WHAT TO WORK ON » Go through the records underneath and write each one out again exactly.

=== DATA IN THIS EXERCISE ===

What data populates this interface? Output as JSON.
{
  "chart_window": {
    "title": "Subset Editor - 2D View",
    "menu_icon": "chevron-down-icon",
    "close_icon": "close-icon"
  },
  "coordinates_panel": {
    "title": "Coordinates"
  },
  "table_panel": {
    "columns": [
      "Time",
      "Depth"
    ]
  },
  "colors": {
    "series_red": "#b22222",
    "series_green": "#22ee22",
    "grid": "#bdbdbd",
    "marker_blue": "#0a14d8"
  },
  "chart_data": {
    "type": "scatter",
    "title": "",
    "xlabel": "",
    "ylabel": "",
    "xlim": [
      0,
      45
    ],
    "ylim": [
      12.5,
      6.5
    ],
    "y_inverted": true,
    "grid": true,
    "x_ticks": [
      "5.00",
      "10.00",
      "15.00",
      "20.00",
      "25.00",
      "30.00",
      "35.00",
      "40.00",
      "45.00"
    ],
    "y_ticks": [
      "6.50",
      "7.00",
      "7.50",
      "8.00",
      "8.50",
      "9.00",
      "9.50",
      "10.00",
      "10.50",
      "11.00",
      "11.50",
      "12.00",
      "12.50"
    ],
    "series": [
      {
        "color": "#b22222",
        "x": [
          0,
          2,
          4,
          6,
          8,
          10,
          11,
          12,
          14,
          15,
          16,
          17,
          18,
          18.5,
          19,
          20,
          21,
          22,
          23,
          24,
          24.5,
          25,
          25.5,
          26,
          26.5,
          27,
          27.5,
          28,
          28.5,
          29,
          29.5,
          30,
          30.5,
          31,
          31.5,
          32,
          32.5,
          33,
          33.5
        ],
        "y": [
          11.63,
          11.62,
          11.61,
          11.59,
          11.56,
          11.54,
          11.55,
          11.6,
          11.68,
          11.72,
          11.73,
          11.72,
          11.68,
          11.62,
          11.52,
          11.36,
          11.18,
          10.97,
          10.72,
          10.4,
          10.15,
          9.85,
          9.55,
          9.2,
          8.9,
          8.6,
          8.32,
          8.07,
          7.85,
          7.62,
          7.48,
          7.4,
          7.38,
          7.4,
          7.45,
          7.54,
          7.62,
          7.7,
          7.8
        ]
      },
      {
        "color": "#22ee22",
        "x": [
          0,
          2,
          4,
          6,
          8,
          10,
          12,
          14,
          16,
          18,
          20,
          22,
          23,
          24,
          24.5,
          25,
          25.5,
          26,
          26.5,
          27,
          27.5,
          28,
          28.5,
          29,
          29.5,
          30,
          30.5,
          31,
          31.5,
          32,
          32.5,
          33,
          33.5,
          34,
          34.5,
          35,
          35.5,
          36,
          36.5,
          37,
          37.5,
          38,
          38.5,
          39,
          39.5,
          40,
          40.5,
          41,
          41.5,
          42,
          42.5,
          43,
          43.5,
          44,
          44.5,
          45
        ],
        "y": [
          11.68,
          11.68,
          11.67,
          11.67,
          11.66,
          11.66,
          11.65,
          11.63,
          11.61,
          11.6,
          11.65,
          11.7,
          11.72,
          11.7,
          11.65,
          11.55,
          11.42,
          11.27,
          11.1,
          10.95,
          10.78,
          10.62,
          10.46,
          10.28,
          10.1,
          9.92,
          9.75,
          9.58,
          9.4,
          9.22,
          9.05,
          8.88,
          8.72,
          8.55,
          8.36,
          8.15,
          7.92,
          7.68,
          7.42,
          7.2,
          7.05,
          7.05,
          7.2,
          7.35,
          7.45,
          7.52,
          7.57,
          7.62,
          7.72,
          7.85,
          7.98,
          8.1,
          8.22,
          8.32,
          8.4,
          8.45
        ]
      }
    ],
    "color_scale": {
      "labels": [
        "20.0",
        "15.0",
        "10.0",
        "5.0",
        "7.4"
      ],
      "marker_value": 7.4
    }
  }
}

===

FULL OUTPUT »
What data populates this interface? Output as JSON.
{
  "chart_window": {
    "title": "Subset Editor - 2D View",
    "menu_icon": "chevron-down-icon",
    "close_icon": "close-icon"
  },
  "coordinates_panel": {
    "title": "Coordinates"
  },
  "table_panel": {
    "columns": [
      "Time",
      "Depth"
    ]
  },
  "colors": {
    "series_red": "#b22222",
    "series_green": "#22ee22",
    "grid": "#bdbdbd",
    "marker_blue": "#0a14d8"
  },
  "chart_data": {
    "type": "scatter",
    "title": "",
    "xlabel": "",
    "ylabel": "",
    "xlim": [
      0,
      45
    ],
    "ylim": [
      12.5,
      6.5
    ],
    "y_inverted": true,
    "grid": true,
    "x_ticks": [
      "5.00",
      "10.00",
      "15.00",
      "20.00",
      "25.00",
      "30.00",
      "35.00",
      "40.00",
      "45.00"
    ],
    "y_ticks": [
      "6.50",
      "7.00",
      "7.50",
      "8.00",
      "8.50",
      "9.00",
      "9.50",
      "10.00",
      "10.50",
      "11.00",
      "11.50",
      "12.00",
      "12.50"
    ],
    "series": [
      {
        "color": "#b22222",
        "x": [
          0,
          2,
          4,
          6,
          8,
          10,
          11,
          12,
          14,
          15,
          16,
          17,
          18,
          18.5,
          19,
          20,
          21,
          22,
          23,
          24,
          24.5,
          25,
          25.5,
          26,
          26.5,
          27,
          27.5,
          28,
          28.5,
          29,
          29.5,
          30,
          30.5,
          31,
          31.5,
          32,
          32.5,
          33,
          33.5
        ],
        "y": [
          11.63,
          11.62,
          11.61,
          11.59,
          11.56,
          11.54,
          11.55,
          11.6,
          11.68,
          11.72,
          11.73,
          11.72,
          11.68,
          11.62,
          11.52,
          11.36,
          11.18,
          10.97,
          10.72,
          10.4,
          10.15,
          9.85,
          9.55,
          9.2,
          8.9,
          8.6,
          8.32,
          8.07,
          7.85,
          7.62,
          7.48,
          7.4,
          7.38,
          7.4,
          7.45,
          7.54,
          7.62,
          7.7,
          7.8
        ]
      },
      {
        "color": "#22ee22",
        "x": [
          0,
          2,
          4,
          6,
          8,
          10,
          12,
          14,
          16,
          18,
          20,
          22,
          23,
          24,
          24.5,
          25,
          25.5,
          26,
          26.5,
          27,
          27.5,
          28,
          28.5,
          29,
          29.5,
          30,
          30.5,
          31,
          31.5,
          32,
          32.5,
          33,
          33.5,
          34,
          34.5,
          35,
          35.5,
          36,
          36.5,
          37,
          37.5,
          38,
          38.5,
          39,
          39.5,
          40,
          40.5,
          41,
          41.5,
          42,
          42.5,
          43,
          43.5,
          44,
          44.5,
          45
        ],
        "y": [
          11.68,
          11.68,
          11.67,
          11.67,
          11.66,
          11.66,
          11.65,
          11.63,
          11.61,
          11.6,
          11.65,
          11.7,
          11.72,
          11.7,
          11.65,
          11.55,
          11.42,
          11.27,
          11.1,
          10.95,
          10.78,
          10.62,
          10.46,
          10.28,
          10.1,
          9.92,
          9.75,
          9.58,
          9.4,
          9.22,
          9.05,
          8.88,
          8.72,
          8.55,
          8.36,
          8.15,
          7.92,
          7.68,
          7.42,
          7.2,
          7.05,
          7.05,
          7.2,
          7.35,
          7.45,
          7.52,
          7.57,
          7.62,
          7.72,
          7.85,
          7.98,
          8.1,
          8.22,
          8.32,
          8.4,
          8.45
        ]
      }
    ],
    "color_scale": {
      "labels": [
        "20.0",
        "15.0",
        "10.0",
        "5.0",
        "7.4"
      ],
      "marker_value": 7.4
    }
  }
}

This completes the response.